Wij Willem-Alexander, bij de gratie Gods, Koning der Nederlanden, Prins van Oranje-Nassau,
enz. enz. enz.
Allen, die deze zullen zien of horen lezen, saluut! doen te weten:
Alzo Wij in overweging genomen hebben, dat het ter voldoening aan het bepaalde in
artikel 37, eerste lid, aanhef en onder a, tweede en vierde lid, van de Grondwet wenselijk
is een regent te benoemen alsmede een opvolger van de regent, voor het geval de wettige
nakomeling van de Koning, krachtens erfopvolging Koning geworden, de leeftijd van
achttien jaar niet heeft bereikt;
Zo is het, dat Wij, de Afdeling advisering van de Raad van State van het Koninkrijk
gehoord, en met gemeen overleg der Staten-Generaal, de bepalingen van het Statuut
voor het Koninkrijk in acht genomen zijnde, hebben goedgevonden en verstaan, gelijk
Wij goedvinden en verstaan bij deze:
Artikel 1
Gedurende de periode dat de uit Ons huwelijk met Hare Majesteit Koningin Máxima, Prinses
der Nederlanden, Prinses van Oranje-Nassau, geboren wettige nakomeling die krachtens
erfopvolging Koning is geworden, de leeftijd van achttien jaar niet heeft bereikt,
is Onze voornoemde echtgenote regent van het Koninkrijk.

* * * *

- Studievragen -
• A. Beantwoord de volgende vragen aan de hand van de wettekst over het regentschap.
(i) Welke leden van artikel 37 van de Grondwet worden genoemd?
(ii) Welk orgaan is gehoord voordat de Koning dit besluit nam?
(iii) Wie wordt volgens Artikel 1 regent van het Koninkrijk?
• B. Ga verder met de wettekst over het regentschap, te beginnen na de laatste zin van Artikel 1.

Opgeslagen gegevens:
* * * *

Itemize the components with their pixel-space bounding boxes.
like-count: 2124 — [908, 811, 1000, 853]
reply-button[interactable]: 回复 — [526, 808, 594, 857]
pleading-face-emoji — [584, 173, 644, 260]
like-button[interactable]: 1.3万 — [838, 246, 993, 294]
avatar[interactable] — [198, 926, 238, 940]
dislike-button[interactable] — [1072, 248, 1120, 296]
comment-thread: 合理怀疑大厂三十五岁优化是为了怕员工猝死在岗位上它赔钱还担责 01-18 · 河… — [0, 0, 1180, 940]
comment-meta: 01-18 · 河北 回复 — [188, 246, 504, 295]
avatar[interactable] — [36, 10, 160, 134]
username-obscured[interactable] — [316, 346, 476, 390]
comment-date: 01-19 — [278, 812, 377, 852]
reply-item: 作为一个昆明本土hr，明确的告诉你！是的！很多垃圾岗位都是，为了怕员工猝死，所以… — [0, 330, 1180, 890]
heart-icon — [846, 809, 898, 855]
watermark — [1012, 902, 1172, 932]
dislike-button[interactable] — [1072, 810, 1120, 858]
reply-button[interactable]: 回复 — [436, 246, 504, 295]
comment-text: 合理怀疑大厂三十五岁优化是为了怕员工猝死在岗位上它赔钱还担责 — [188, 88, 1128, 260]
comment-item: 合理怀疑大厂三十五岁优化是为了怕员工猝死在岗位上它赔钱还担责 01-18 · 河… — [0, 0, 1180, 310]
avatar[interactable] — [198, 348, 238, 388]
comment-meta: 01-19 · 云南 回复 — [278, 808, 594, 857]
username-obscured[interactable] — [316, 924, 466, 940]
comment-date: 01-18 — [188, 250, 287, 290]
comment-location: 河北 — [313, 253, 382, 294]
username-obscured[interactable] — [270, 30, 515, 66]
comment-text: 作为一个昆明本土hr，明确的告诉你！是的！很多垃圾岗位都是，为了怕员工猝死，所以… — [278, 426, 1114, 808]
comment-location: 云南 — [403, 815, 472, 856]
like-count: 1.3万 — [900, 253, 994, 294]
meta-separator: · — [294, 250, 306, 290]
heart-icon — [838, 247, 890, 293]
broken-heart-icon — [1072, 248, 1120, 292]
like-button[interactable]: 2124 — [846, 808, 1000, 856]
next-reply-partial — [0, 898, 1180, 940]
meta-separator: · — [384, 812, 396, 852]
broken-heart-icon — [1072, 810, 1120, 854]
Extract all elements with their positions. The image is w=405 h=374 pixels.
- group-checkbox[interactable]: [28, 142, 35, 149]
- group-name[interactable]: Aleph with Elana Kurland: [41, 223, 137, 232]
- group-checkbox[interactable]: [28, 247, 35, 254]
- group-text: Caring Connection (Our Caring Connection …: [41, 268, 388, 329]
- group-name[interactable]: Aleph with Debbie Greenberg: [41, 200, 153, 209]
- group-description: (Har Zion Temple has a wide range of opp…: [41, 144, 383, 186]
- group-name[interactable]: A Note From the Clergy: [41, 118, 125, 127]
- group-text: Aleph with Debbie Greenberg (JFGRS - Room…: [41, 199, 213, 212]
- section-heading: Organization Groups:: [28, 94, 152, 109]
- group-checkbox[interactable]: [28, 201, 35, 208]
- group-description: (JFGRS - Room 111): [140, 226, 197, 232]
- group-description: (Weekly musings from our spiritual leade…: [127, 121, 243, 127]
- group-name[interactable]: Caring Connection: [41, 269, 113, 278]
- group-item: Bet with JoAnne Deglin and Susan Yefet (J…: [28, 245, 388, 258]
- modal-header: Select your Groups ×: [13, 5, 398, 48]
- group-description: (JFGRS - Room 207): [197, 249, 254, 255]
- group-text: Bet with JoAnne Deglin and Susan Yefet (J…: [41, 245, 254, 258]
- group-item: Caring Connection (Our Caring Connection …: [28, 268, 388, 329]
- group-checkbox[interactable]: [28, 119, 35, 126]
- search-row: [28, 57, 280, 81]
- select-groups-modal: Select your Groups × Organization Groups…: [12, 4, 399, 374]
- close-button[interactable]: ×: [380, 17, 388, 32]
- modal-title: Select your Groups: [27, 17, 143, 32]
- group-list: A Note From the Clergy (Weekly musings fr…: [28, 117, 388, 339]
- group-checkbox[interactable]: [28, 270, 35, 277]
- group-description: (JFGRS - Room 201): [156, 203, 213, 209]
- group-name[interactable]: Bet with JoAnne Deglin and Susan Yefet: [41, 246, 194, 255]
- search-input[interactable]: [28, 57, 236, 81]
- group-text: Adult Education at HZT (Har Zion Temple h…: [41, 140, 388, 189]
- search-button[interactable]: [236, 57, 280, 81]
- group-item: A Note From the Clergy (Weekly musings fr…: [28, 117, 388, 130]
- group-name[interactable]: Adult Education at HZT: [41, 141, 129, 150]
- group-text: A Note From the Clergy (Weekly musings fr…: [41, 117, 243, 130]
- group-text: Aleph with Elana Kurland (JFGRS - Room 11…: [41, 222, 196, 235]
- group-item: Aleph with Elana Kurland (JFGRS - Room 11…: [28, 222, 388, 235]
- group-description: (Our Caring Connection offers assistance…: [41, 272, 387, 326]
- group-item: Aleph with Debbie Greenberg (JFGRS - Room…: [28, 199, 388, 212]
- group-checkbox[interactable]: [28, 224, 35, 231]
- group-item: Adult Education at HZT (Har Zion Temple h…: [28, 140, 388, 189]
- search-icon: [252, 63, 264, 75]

* * * *

- Antwoorden per opdracht -
• A.
(i) Het eerste lid (aanhef en onder a), het tweede lid en het vierde lid.
(ii) De Afdeling advisering van de Raad van State van het Koninkrijk.
(iii) Koningin Máxima, de echtgenote van de Koning.

• B.
Artikel 2
-
1. Indien Onze voornoemde echtgenote is overleden voordat de in artikel 1 genoemde periode
aanvangt, is gedurende de in artikel 1 genoemde periode Zijne Koninklijke Hoogheid
Constantijn Christof Frederik Aschwin, Prins der Nederlanden, Prins van Oranje-Nassau,
Jonkheer van Amsberg, regent van het Koninkrijk.
-
2. Indien Onze voornoemde echtgenote gedurende haar regentschap hiervan afstand doet
of overlijdt, dan is Zijne Koninklijke Hoogheid Constantijn Christof Frederik Aschwin,
Prins der Nederlanden, Prins van Oranje-Nassau, Jonkheer van Amsberg bij opvolging
regent van het Koninkrijk.
Artikel 3
De rijkswet van 10 juni 1981, houdende benoeming van een Regent voor het geval van
erfopvolging door de troonopvolger die niet de leeftijd heeft bereikt waarop hij ingevolge
de Grondwet kan aanvangen het Koninklijk gezag uit te oefenen (Stb. 1981, 382), wordt ingetrokken.
Artikel 4
Deze rijkswet treedt in werking met ingang van de dag na de datum van uitgifte van
het Staatsblad waarin zij wordt geplaatst.